Working data –
⁂
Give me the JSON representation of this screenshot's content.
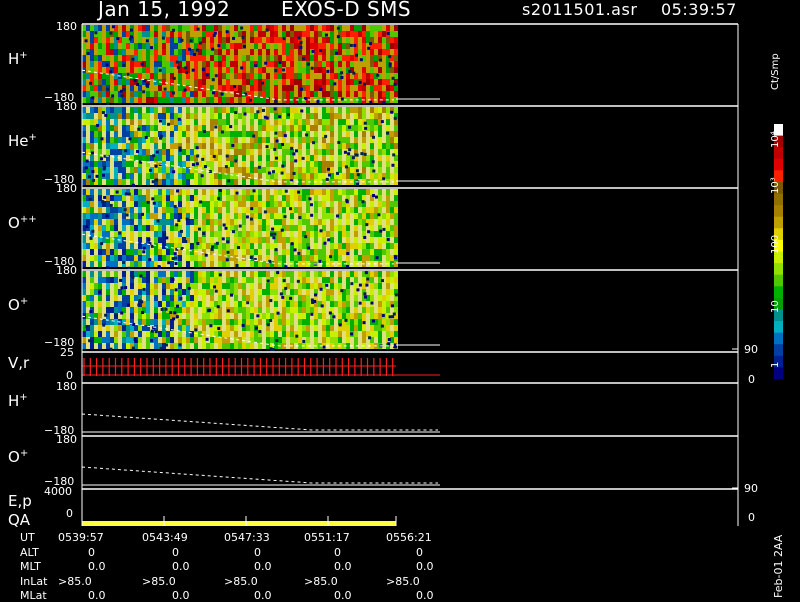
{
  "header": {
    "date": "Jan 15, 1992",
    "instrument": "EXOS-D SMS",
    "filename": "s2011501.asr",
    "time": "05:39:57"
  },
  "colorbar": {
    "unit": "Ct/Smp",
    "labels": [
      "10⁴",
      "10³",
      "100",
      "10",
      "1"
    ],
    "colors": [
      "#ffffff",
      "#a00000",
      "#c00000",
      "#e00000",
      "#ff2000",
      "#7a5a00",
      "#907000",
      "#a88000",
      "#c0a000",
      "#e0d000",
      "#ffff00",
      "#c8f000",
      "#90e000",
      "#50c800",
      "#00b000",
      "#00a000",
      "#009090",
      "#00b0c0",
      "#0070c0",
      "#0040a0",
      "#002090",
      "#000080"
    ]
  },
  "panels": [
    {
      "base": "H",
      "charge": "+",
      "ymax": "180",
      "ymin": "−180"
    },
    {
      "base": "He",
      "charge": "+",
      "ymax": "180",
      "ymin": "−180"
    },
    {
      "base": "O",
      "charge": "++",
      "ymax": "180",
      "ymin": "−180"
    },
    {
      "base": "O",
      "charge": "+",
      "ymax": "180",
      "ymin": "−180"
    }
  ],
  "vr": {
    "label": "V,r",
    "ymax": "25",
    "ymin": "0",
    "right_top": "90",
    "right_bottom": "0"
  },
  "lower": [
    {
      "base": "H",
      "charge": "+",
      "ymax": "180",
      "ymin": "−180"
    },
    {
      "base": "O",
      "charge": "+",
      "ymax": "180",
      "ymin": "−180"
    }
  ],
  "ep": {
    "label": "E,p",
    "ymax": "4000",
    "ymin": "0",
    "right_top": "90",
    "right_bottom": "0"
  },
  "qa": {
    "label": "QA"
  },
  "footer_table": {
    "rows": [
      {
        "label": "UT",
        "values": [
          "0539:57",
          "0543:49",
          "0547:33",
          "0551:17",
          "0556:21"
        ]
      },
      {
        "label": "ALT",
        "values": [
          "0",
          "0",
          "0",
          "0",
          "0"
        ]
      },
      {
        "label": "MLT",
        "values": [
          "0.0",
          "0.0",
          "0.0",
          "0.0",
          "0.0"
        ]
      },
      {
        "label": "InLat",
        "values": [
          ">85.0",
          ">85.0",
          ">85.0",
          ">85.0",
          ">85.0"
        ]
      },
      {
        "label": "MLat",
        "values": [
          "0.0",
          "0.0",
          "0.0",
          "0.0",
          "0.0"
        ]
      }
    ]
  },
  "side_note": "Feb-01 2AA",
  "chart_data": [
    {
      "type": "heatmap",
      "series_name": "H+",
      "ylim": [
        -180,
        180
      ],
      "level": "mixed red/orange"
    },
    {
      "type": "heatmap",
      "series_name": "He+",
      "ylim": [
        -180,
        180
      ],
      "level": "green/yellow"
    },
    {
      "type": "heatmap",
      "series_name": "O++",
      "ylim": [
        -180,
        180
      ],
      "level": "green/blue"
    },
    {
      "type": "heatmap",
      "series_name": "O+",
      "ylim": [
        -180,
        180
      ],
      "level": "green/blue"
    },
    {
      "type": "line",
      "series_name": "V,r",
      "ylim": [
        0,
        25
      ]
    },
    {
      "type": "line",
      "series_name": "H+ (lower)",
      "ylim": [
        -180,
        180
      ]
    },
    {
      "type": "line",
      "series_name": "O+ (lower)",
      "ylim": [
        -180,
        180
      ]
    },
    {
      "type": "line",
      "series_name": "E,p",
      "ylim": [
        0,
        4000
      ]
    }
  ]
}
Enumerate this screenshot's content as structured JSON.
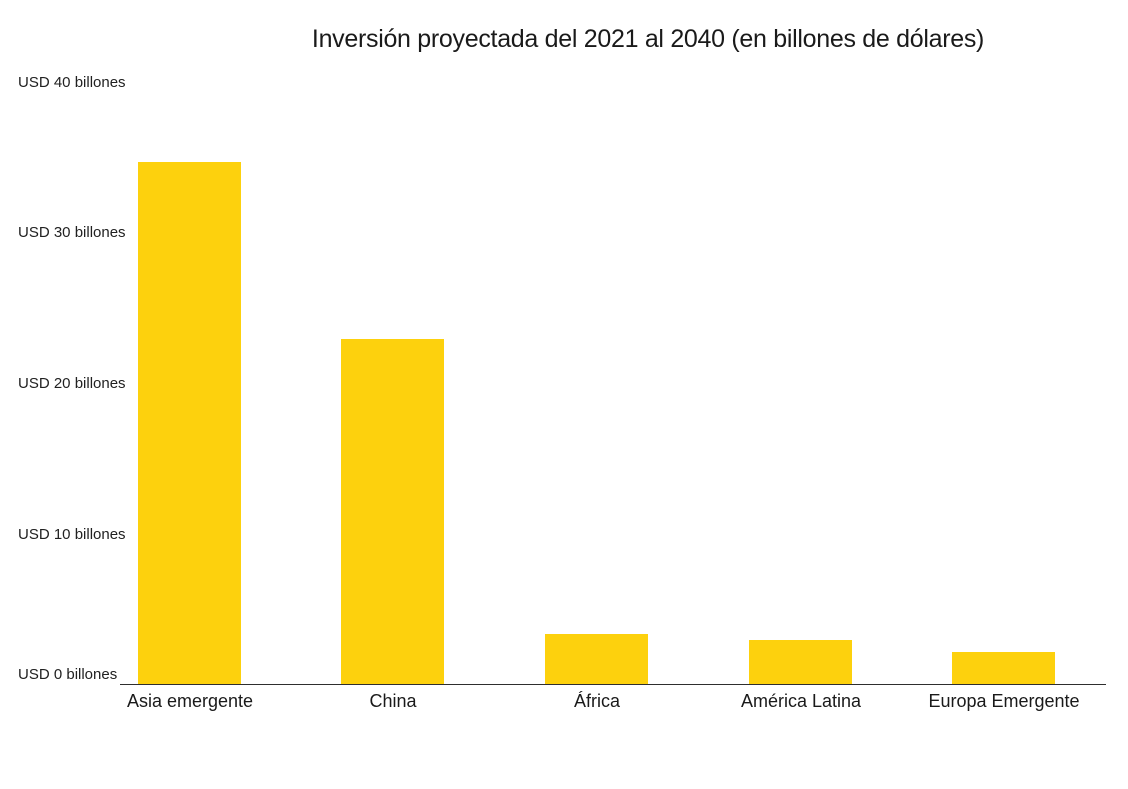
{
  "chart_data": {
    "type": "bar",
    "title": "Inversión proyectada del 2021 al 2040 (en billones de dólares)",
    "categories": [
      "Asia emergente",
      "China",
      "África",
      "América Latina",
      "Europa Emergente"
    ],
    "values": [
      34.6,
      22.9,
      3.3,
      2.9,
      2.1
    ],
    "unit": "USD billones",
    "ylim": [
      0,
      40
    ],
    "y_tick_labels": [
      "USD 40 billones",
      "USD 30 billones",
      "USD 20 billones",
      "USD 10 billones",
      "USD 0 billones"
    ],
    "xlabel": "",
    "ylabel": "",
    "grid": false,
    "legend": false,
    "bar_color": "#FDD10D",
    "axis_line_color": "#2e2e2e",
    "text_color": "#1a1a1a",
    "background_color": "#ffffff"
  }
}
⁂
What is asked – Leaving out every picture, extract verbatim the lines from the one containing "Enumerate this screenshot's" through the last line of the listing, inclusive.

Solution to the exercise –
Enumerate this screenshot's content as structured JSON.
{
  "chart_data": {
    "type": "bar",
    "title": "Inversión proyectada del 2021 al 2040 (en billones de dólares)",
    "categories": [
      "Asia emergente",
      "China",
      "África",
      "América Latina",
      "Europa Emergente"
    ],
    "values": [
      34.6,
      22.9,
      3.3,
      2.9,
      2.1
    ],
    "unit": "USD billones",
    "ylim": [
      0,
      40
    ],
    "y_tick_labels": [
      "USD 40 billones",
      "USD 30 billones",
      "USD 20 billones",
      "USD 10 billones",
      "USD 0 billones"
    ],
    "xlabel": "",
    "ylabel": "",
    "grid": false,
    "legend": false,
    "bar_color": "#FDD10D",
    "axis_line_color": "#2e2e2e",
    "text_color": "#1a1a1a",
    "background_color": "#ffffff"
  }
}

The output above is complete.